# ENTRIES start

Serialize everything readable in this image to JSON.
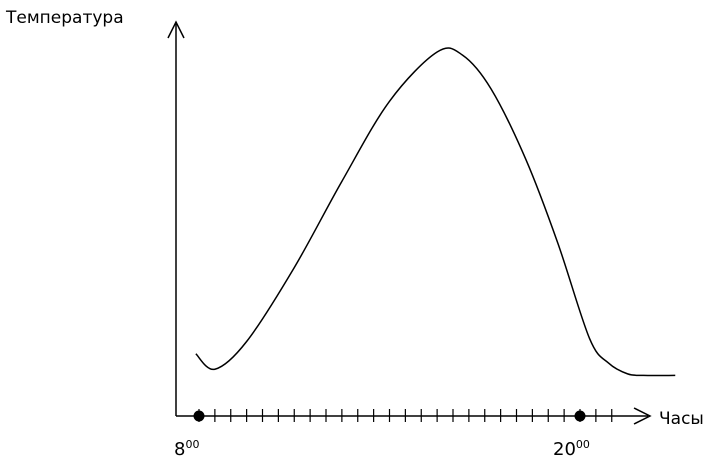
{
  "chart_data": {
    "type": "line",
    "ylabel": "Температура",
    "xlabel": "Часы",
    "x_tick_labels": [
      {
        "hour": "8",
        "sup": "00"
      },
      {
        "hour": "20",
        "sup": "00"
      }
    ],
    "marked_points": [
      8,
      20
    ],
    "xlim": [
      7.9,
      23
    ],
    "series": [
      {
        "x": [
          7.9,
          8.5,
          9.5,
          11,
          12.5,
          14,
          15.5,
          16.3,
          17.2,
          18.3,
          19.3,
          20.3,
          20.9,
          21.5,
          22.0,
          23.0
        ],
        "y": [
          0.02,
          -0.03,
          0.06,
          0.3,
          0.58,
          0.84,
          1.0,
          0.99,
          0.88,
          0.65,
          0.38,
          0.07,
          -0.01,
          -0.045,
          -0.05,
          -0.05
        ]
      }
    ],
    "grid": false,
    "colors": {
      "line": "#000000",
      "axis": "#000000"
    }
  }
}
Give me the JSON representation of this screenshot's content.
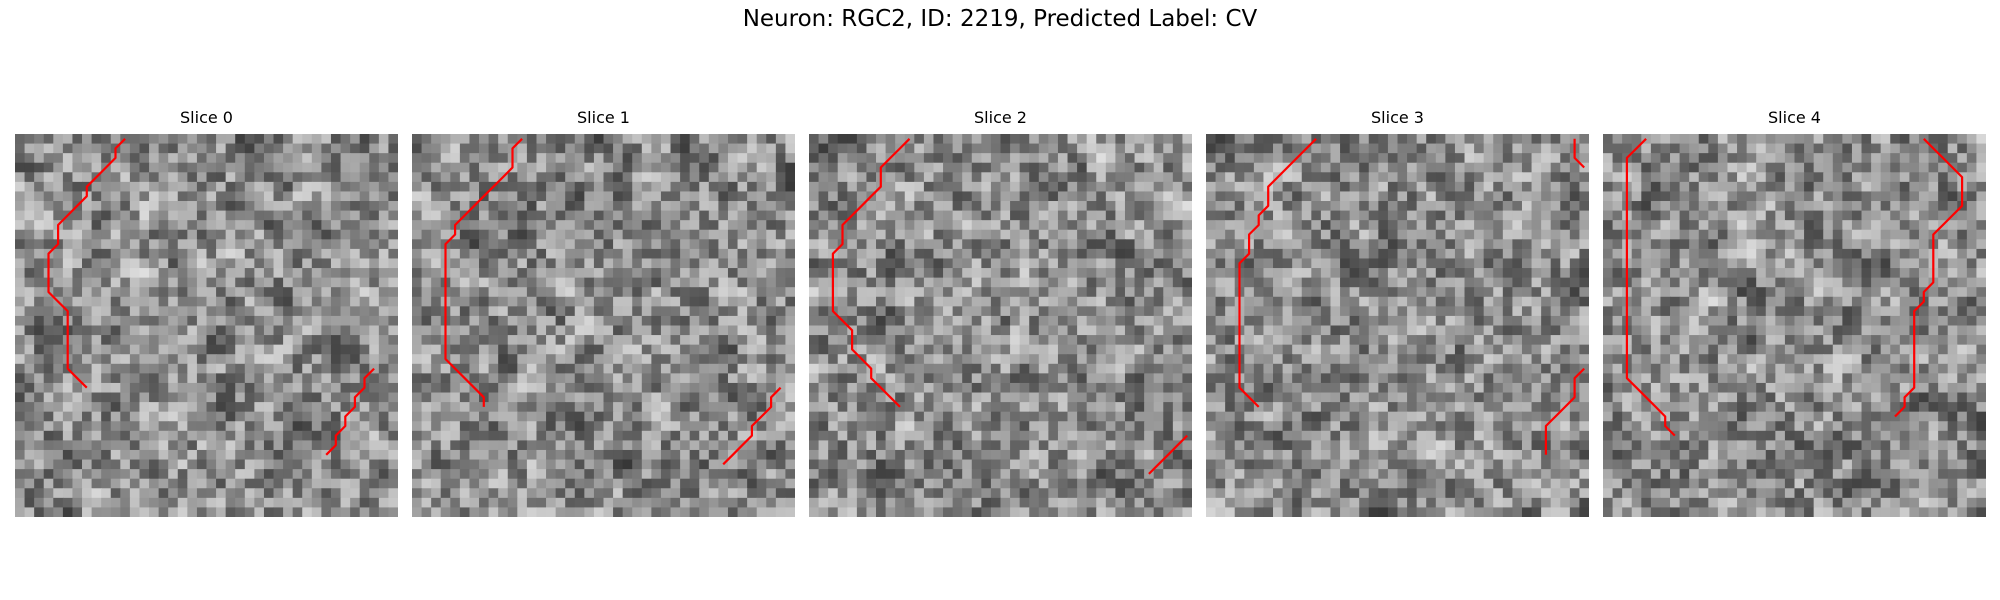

# ENTRIES end

### AIM OF THE TASK
Repeat all the records above exactly, leaving out any pictures.

### FINISHED ANSWER
Serialize everything readable in this image to JSON.
{
  "chart_data": {
    "type": "line",
    "ylabel": "Температура",
    "xlabel": "Часы",
    "x_tick_labels": [
      {
        "hour": "8",
        "sup": "00"
      },
      {
        "hour": "20",
        "sup": "00"
      }
    ],
    "marked_points": [
      8,
      20
    ],
    "xlim": [
      7.9,
      23
    ],
    "series": [
      {
        "x": [
          7.9,
          8.5,
          9.5,
          11,
          12.5,
          14,
          15.5,
          16.3,
          17.2,
          18.3,
          19.3,
          20.3,
          20.9,
          21.5,
          22.0,
          23.0
        ],
        "y": [
          0.02,
          -0.03,
          0.06,
          0.3,
          0.58,
          0.84,
          1.0,
          0.99,
          0.88,
          0.65,
          0.38,
          0.07,
          -0.01,
          -0.045,
          -0.05,
          -0.05
        ]
      }
    ],
    "grid": false,
    "colors": {
      "line": "#000000",
      "axis": "#000000"
    }
  }
}
Give me the JSON representation of this screenshot's content.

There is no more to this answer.